:: RECORDS SHOWN ::
..............................

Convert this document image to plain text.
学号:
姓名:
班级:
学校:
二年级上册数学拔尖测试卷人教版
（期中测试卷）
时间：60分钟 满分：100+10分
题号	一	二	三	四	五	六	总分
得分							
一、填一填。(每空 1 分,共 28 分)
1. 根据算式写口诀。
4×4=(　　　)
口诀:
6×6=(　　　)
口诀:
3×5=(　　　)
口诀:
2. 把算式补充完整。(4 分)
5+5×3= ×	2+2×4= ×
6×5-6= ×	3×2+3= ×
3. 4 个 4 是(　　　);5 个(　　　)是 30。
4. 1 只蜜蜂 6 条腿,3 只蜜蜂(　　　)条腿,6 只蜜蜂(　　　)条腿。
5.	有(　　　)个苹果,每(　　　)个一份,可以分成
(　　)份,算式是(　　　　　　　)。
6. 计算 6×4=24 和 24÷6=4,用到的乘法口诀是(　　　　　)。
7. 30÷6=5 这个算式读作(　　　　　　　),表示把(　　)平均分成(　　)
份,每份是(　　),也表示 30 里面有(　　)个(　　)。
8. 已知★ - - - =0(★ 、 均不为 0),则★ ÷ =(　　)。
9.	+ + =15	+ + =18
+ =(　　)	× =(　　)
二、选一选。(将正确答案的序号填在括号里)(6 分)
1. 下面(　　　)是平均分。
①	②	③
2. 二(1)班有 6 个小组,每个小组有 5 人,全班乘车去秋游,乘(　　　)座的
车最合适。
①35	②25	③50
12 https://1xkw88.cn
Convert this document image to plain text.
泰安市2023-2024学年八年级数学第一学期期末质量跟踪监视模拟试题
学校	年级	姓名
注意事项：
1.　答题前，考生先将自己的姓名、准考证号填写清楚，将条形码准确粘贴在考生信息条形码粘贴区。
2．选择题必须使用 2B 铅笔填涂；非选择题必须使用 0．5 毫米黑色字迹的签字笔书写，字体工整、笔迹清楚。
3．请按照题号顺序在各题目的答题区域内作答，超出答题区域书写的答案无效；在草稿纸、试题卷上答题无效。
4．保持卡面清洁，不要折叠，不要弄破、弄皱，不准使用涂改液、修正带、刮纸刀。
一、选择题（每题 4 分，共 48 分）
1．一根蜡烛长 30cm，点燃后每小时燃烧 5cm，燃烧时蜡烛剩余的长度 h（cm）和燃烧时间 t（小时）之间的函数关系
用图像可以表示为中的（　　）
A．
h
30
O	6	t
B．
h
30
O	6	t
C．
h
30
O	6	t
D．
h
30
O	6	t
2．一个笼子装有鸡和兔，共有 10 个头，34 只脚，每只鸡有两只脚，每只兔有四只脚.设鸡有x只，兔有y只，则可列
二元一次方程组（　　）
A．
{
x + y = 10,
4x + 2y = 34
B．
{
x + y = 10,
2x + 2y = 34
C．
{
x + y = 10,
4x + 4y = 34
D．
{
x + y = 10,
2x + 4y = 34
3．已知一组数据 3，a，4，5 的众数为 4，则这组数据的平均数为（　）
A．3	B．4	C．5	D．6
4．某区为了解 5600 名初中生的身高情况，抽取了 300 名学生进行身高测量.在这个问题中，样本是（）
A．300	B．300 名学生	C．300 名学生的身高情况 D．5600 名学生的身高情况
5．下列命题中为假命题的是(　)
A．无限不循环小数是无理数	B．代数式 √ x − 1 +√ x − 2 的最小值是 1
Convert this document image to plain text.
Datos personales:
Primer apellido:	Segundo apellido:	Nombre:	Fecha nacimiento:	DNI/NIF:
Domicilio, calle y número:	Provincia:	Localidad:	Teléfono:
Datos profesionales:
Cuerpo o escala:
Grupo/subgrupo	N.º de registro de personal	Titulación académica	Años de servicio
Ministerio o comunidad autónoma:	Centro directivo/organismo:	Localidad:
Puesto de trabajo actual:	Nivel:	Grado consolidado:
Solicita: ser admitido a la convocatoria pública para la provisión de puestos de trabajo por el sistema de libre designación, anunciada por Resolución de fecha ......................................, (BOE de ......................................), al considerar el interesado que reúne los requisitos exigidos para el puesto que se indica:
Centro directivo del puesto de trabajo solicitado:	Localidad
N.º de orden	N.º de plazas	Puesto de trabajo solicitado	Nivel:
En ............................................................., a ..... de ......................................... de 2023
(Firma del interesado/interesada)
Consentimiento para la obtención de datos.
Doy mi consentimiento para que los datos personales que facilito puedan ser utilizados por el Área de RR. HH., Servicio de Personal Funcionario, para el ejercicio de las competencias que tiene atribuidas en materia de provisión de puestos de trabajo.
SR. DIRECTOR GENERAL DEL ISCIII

..............................

:: DIRECTION ::
All entries shown above should be printed again exactly.

:: WORKED SOLUTION ::
Convert this document image to plain text.
学号:
姓名:
班级:
学校:
二年级上册数学拔尖测试卷人教版
（期中测试卷）
时间：60分钟 满分：100+10分
题号	一	二	三	四	五	六	总分
得分							
一、填一填。(每空 1 分,共 28 分)
1. 根据算式写口诀。
4×4=(　　　)
口诀:
6×6=(　　　)
口诀:
3×5=(　　　)
口诀:
2. 把算式补充完整。(4 分)
5+5×3= ×	2+2×4= ×
6×5-6= ×	3×2+3= ×
3. 4 个 4 是(　　　);5 个(　　　)是 30。
4. 1 只蜜蜂 6 条腿,3 只蜜蜂(　　　)条腿,6 只蜜蜂(　　　)条腿。
5.	有(　　　)个苹果,每(　　　)个一份,可以分成
(　　)份,算式是(　　　　　　　)。
6. 计算 6×4=24 和 24÷6=4,用到的乘法口诀是(　　　　　)。
7. 30÷6=5 这个算式读作(　　　　　　　),表示把(　　)平均分成(　　)
份,每份是(　　),也表示 30 里面有(　　)个(　　)。
8. 已知★ - - - =0(★ 、 均不为 0),则★ ÷ =(　　)。
9.	+ + =15	+ + =18
+ =(　　)	× =(　　)
二、选一选。(将正确答案的序号填在括号里)(6 分)
1. 下面(　　　)是平均分。
①	②	③
2. 二(1)班有 6 个小组,每个小组有 5 人,全班乘车去秋游,乘(　　　)座的
车最合适。
①35	②25	③50
12 https://1xkw88.cn
Convert this document image to plain text.
泰安市2023-2024学年八年级数学第一学期期末质量跟踪监视模拟试题
学校	年级	姓名
注意事项：
1.　答题前，考生先将自己的姓名、准考证号填写清楚，将条形码准确粘贴在考生信息条形码粘贴区。
2．选择题必须使用 2B 铅笔填涂；非选择题必须使用 0．5 毫米黑色字迹的签字笔书写，字体工整、笔迹清楚。
3．请按照题号顺序在各题目的答题区域内作答，超出答题区域书写的答案无效；在草稿纸、试题卷上答题无效。
4．保持卡面清洁，不要折叠，不要弄破、弄皱，不准使用涂改液、修正带、刮纸刀。
一、选择题（每题 4 分，共 48 分）
1．一根蜡烛长 30cm，点燃后每小时燃烧 5cm，燃烧时蜡烛剩余的长度 h（cm）和燃烧时间 t（小时）之间的函数关系
用图像可以表示为中的（　　）
A．
h
30
O	6	t
B．
h
30
O	6	t
C．
h
30
O	6	t
D．
h
30
O	6	t
2．一个笼子装有鸡和兔，共有 10 个头，34 只脚，每只鸡有两只脚，每只兔有四只脚.设鸡有x只，兔有y只，则可列
二元一次方程组（　　）
A．
{
x + y = 10,
4x + 2y = 34
B．
{
x + y = 10,
2x + 2y = 34
C．
{
x + y = 10,
4x + 4y = 34
D．
{
x + y = 10,
2x + 4y = 34
3．已知一组数据 3，a，4，5 的众数为 4，则这组数据的平均数为（　）
A．3	B．4	C．5	D．6
4．某区为了解 5600 名初中生的身高情况，抽取了 300 名学生进行身高测量.在这个问题中，样本是（）
A．300	B．300 名学生	C．300 名学生的身高情况 D．5600 名学生的身高情况
5．下列命题中为假命题的是(　)
A．无限不循环小数是无理数	B．代数式 √ x − 1 +√ x − 2 的最小值是 1
Convert this document image to plain text.
Datos personales:
Primer apellido:	Segundo apellido:	Nombre:	Fecha nacimiento:	DNI/NIF:
Domicilio, calle y número:	Provincia:	Localidad:	Teléfono:
Datos profesionales:
Cuerpo o escala:
Grupo/subgrupo	N.º de registro de personal	Titulación académica	Años de servicio
Ministerio o comunidad autónoma:	Centro directivo/organismo:	Localidad:
Puesto de trabajo actual:	Nivel:	Grado consolidado:
Solicita: ser admitido a la convocatoria pública para la provisión de puestos de trabajo por el sistema de libre designación, anunciada por Resolución de fecha ......................................, (BOE de ......................................), al considerar el interesado que reúne los requisitos exigidos para el puesto que se indica:
Centro directivo del puesto de trabajo solicitado:	Localidad
N.º de orden	N.º de plazas	Puesto de trabajo solicitado	Nivel:
En ............................................................., a ..... de ......................................... de 2023
(Firma del interesado/interesada)
Consentimiento para la obtención de datos.
Doy mi consentimiento para que los datos personales que facilito puedan ser utilizados por el Área de RR. HH., Servicio de Personal Funcionario, para el ejercicio de las competencias que tiene atribuidas en materia de provisión de puestos de trabajo.
SR. DIRECTOR GENERAL DEL ISCIII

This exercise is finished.